### Extracted data
#####
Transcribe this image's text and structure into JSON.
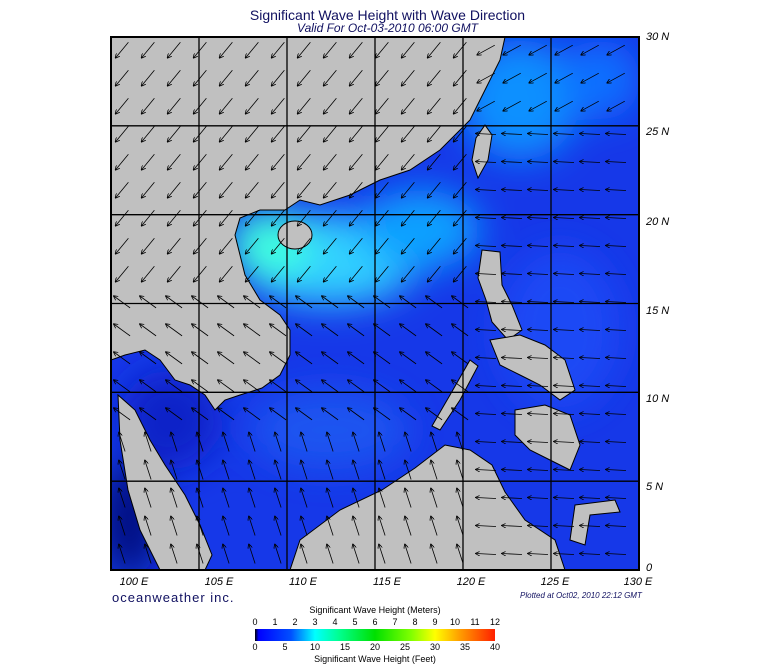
{
  "header": {
    "title": "Significant Wave Height with Wave Direction",
    "subtitle": "Valid For Oct-03-2010 06:00 GMT"
  },
  "map": {
    "lat_labels": [
      "30 N",
      "25 N",
      "20 N",
      "15 N",
      "10 N",
      "5 N",
      "0"
    ],
    "lon_labels": [
      "100 E",
      "105 E",
      "110 E",
      "115 E",
      "120 E",
      "125 E",
      "130 E"
    ],
    "colors": {
      "land": "#c0c0c0",
      "sea": "#1638e8",
      "grid": "#000000"
    }
  },
  "footer": {
    "brand": "oceanweather inc.",
    "plotted": "Plotted at Oct02, 2010 22:12 GMT"
  },
  "colorbar": {
    "meters_title": "Significant Wave Height (Meters)",
    "feet_title": "Significant Wave Height (Feet)",
    "meters_ticks": [
      "0",
      "1",
      "2",
      "3",
      "4",
      "5",
      "6",
      "7",
      "8",
      "9",
      "10",
      "11",
      "12"
    ],
    "feet_ticks": [
      "0",
      "5",
      "10",
      "15",
      "20",
      "25",
      "30",
      "35",
      "40"
    ]
  }
}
#####
### Direction
Repeat the entries exactly. Pictures are excluded from the copy.

### Solution for this exercise
Transcribe this image's text and structure into JSON.
{
  "header": {
    "title": "Significant Wave Height with Wave Direction",
    "subtitle": "Valid For Oct-03-2010 06:00 GMT"
  },
  "map": {
    "lat_labels": [
      "30 N",
      "25 N",
      "20 N",
      "15 N",
      "10 N",
      "5 N",
      "0"
    ],
    "lon_labels": [
      "100 E",
      "105 E",
      "110 E",
      "115 E",
      "120 E",
      "125 E",
      "130 E"
    ],
    "colors": {
      "land": "#c0c0c0",
      "sea": "#1638e8",
      "grid": "#000000"
    }
  },
  "footer": {
    "brand": "oceanweather inc.",
    "plotted": "Plotted at Oct02, 2010 22:12 GMT"
  },
  "colorbar": {
    "meters_title": "Significant Wave Height (Meters)",
    "feet_title": "Significant Wave Height (Feet)",
    "meters_ticks": [
      "0",
      "1",
      "2",
      "3",
      "4",
      "5",
      "6",
      "7",
      "8",
      "9",
      "10",
      "11",
      "12"
    ],
    "feet_ticks": [
      "0",
      "5",
      "10",
      "15",
      "20",
      "25",
      "30",
      "35",
      "40"
    ]
  }
}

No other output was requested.